▶ [Exercise objective]:
Find the lines below that contain the string "What". Copy each one.

▶ [Task input]:
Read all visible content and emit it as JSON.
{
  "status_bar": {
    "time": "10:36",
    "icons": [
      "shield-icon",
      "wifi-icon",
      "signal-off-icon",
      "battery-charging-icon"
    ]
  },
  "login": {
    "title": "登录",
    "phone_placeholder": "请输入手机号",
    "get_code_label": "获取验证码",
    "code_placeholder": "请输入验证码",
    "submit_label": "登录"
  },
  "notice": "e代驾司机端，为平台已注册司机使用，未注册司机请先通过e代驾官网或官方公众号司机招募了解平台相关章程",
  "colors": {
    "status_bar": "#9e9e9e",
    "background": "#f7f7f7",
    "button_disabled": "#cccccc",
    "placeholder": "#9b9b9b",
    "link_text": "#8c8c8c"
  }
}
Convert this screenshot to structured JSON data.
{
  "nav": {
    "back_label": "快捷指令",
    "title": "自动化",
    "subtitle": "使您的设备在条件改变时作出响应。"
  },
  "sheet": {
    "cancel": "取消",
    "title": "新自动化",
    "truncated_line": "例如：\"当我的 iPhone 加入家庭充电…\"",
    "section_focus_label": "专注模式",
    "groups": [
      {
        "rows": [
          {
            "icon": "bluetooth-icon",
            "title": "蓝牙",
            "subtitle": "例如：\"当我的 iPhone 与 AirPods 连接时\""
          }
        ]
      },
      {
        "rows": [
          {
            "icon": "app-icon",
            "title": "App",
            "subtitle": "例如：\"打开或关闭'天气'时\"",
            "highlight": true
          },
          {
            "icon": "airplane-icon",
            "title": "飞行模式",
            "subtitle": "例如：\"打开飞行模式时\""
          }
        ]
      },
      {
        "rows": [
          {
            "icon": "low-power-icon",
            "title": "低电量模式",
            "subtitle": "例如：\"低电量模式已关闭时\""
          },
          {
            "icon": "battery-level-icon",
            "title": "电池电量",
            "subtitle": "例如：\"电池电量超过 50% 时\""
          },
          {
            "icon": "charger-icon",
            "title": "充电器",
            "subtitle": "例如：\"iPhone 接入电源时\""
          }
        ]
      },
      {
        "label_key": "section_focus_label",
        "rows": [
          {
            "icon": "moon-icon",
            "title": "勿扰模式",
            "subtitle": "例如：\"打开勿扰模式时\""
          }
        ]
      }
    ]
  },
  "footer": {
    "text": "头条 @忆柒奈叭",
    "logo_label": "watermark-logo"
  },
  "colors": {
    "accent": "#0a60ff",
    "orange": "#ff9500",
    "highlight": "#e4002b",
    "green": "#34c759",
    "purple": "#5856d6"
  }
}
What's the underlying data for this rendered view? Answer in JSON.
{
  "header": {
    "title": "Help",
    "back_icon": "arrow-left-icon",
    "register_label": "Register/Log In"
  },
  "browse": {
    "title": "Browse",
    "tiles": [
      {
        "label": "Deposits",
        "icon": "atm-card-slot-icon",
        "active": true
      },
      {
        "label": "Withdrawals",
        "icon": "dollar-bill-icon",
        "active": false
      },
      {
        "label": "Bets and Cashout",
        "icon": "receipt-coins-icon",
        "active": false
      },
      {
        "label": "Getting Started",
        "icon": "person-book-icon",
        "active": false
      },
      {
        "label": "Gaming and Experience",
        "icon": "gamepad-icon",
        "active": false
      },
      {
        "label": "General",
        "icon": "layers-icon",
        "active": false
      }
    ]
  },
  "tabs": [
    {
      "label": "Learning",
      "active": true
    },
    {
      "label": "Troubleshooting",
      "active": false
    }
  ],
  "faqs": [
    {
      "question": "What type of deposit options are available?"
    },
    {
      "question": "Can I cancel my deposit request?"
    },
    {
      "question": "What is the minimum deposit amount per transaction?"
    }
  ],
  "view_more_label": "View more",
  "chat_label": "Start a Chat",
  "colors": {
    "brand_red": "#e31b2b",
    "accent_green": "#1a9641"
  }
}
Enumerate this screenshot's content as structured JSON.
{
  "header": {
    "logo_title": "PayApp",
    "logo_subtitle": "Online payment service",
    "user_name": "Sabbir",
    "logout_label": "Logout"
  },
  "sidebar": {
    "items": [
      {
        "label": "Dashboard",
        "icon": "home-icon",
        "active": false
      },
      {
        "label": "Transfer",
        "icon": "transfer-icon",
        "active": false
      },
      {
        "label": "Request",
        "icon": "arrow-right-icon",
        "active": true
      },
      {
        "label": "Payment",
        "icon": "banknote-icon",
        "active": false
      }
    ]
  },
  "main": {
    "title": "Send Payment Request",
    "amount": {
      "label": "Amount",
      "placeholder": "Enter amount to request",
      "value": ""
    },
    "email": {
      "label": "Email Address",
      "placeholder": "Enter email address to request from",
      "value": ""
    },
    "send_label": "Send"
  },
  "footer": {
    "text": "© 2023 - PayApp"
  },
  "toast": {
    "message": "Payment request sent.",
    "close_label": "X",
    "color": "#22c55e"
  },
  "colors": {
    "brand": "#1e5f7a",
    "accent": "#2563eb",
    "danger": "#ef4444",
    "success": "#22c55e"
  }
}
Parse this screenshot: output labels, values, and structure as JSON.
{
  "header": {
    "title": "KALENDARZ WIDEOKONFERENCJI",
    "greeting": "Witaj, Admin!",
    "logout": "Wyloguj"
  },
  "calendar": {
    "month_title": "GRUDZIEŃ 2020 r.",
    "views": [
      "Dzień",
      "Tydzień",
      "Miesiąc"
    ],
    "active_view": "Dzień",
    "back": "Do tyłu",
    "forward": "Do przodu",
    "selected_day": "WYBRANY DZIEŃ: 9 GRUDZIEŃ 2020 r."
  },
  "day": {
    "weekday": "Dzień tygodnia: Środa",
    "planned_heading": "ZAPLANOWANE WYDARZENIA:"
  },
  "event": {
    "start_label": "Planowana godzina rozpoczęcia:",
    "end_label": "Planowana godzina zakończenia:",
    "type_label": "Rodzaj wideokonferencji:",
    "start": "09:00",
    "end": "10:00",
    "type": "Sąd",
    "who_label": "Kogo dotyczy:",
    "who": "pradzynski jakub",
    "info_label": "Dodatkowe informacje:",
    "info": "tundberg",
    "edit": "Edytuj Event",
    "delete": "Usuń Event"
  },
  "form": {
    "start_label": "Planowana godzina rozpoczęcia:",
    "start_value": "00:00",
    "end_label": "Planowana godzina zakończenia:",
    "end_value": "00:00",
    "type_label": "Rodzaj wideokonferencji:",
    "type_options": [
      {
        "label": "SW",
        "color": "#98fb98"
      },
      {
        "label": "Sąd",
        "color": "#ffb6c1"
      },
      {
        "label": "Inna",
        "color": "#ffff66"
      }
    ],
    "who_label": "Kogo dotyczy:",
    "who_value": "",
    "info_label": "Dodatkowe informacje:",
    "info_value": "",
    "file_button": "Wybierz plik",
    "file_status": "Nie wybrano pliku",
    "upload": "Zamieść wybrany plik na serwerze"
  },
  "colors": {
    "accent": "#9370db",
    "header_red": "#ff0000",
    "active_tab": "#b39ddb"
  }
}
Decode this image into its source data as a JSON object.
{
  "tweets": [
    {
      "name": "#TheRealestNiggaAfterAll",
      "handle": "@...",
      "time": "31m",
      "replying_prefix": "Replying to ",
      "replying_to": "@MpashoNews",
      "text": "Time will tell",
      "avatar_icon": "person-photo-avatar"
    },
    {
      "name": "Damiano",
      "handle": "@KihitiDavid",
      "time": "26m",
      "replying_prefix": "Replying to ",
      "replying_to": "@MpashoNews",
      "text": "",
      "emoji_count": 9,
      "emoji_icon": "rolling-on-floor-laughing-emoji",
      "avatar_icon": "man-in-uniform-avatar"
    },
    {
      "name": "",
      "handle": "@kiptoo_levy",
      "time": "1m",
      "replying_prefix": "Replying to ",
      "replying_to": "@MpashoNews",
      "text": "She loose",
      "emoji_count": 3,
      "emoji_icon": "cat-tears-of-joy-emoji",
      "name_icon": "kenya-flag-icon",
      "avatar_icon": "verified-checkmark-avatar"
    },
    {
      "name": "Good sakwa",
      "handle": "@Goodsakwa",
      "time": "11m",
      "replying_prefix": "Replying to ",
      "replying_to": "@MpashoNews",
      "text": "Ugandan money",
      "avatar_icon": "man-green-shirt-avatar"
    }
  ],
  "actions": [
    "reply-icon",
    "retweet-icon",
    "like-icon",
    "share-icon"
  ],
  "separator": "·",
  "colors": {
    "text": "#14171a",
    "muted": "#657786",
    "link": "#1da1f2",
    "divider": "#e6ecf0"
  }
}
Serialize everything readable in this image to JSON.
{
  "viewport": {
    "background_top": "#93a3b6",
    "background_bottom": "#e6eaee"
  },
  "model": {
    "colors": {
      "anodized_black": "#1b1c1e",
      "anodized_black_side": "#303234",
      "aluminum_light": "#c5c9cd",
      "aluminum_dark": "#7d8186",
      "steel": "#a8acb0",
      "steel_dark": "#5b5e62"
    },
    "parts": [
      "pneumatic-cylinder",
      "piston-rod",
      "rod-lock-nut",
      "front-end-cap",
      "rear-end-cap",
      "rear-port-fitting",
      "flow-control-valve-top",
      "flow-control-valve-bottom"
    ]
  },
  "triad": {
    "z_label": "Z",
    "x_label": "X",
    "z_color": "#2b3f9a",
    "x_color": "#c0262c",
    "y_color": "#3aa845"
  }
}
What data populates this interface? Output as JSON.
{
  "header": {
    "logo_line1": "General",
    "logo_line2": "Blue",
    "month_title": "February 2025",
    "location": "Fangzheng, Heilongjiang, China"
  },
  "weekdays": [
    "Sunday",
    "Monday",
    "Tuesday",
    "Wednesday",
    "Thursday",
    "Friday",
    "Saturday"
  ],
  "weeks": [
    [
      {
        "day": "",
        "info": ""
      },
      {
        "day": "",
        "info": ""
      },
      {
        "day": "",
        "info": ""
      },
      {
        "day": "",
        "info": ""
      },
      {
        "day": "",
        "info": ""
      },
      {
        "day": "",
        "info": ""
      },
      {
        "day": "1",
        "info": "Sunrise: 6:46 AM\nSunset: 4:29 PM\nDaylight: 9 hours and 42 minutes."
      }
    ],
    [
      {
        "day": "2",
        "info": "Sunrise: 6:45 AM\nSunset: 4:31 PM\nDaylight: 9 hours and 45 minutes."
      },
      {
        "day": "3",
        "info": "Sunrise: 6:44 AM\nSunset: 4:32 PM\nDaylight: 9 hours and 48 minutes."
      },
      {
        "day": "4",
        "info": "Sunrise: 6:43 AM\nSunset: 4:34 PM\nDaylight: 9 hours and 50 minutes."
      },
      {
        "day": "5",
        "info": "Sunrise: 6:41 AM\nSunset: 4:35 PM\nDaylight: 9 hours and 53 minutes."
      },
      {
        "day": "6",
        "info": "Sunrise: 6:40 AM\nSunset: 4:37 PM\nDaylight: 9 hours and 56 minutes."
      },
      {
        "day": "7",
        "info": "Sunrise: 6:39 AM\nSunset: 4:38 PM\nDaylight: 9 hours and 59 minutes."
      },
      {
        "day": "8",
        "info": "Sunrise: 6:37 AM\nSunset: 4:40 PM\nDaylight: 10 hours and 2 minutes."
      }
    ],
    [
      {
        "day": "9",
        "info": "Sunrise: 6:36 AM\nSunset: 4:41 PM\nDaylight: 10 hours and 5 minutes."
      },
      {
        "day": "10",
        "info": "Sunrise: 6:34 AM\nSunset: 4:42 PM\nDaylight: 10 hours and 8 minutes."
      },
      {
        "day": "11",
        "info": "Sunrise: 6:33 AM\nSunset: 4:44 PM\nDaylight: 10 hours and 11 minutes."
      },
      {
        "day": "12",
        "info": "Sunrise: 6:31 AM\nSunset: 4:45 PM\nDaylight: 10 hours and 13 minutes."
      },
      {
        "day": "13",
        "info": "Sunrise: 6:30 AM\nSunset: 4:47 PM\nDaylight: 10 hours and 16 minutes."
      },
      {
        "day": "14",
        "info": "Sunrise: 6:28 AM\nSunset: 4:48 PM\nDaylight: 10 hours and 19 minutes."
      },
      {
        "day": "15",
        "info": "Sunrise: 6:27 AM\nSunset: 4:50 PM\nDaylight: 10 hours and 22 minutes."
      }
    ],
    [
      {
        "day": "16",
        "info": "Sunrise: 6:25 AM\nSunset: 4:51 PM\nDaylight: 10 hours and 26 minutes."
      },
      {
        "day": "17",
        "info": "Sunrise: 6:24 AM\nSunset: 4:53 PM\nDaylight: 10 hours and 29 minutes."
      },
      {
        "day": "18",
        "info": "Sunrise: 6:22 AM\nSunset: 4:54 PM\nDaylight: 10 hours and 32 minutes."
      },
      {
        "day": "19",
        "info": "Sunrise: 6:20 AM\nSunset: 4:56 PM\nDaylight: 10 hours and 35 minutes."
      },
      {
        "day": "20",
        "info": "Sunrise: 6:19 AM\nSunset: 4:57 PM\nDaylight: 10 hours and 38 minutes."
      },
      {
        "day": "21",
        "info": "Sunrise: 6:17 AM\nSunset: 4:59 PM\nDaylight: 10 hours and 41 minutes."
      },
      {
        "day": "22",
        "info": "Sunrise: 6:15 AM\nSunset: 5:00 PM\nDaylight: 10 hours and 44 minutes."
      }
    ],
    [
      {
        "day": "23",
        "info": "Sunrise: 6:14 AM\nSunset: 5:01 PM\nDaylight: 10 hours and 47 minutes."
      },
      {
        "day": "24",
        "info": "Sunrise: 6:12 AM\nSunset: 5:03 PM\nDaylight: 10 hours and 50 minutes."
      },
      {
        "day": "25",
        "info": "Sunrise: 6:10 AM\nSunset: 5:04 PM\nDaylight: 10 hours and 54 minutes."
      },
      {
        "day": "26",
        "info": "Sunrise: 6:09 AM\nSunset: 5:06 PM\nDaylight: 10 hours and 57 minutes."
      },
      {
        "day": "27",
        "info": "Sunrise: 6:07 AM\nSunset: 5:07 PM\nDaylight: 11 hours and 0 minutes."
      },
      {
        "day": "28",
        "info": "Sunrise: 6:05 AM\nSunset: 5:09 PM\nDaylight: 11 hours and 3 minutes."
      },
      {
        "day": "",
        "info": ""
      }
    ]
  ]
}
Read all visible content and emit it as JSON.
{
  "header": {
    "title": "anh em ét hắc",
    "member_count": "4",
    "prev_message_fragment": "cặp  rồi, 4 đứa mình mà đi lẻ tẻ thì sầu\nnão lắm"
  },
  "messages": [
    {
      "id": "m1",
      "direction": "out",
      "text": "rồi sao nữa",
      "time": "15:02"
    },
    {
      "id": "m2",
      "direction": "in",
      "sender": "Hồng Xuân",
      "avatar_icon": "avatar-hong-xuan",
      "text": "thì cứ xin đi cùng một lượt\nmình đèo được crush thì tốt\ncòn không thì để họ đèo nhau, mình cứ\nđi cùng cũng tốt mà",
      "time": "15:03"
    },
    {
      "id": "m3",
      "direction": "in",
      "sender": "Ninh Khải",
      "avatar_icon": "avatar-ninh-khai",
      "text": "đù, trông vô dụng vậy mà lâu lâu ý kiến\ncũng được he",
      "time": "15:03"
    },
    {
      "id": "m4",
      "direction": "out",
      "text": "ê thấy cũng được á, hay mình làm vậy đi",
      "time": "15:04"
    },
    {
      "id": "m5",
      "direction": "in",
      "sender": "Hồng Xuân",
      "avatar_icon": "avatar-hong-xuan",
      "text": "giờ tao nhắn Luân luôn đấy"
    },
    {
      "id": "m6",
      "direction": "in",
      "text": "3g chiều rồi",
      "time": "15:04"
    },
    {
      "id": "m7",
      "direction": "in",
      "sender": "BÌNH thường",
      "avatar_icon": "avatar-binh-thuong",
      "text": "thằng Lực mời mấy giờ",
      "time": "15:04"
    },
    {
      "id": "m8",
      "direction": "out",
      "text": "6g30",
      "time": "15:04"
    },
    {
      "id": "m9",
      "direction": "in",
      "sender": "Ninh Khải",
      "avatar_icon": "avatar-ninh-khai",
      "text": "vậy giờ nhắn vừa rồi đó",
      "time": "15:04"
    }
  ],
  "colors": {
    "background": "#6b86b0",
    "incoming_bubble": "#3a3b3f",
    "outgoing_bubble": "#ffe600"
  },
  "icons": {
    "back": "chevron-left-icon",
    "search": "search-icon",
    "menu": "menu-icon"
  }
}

▶ [Solved problem]:
What's the underlying data for this rendered view? Answer in JSON.
      "question": "What type of deposit options are available?"
      "question": "What is the minimum deposit amount per transaction?"
What data populates this interface? Output as JSON.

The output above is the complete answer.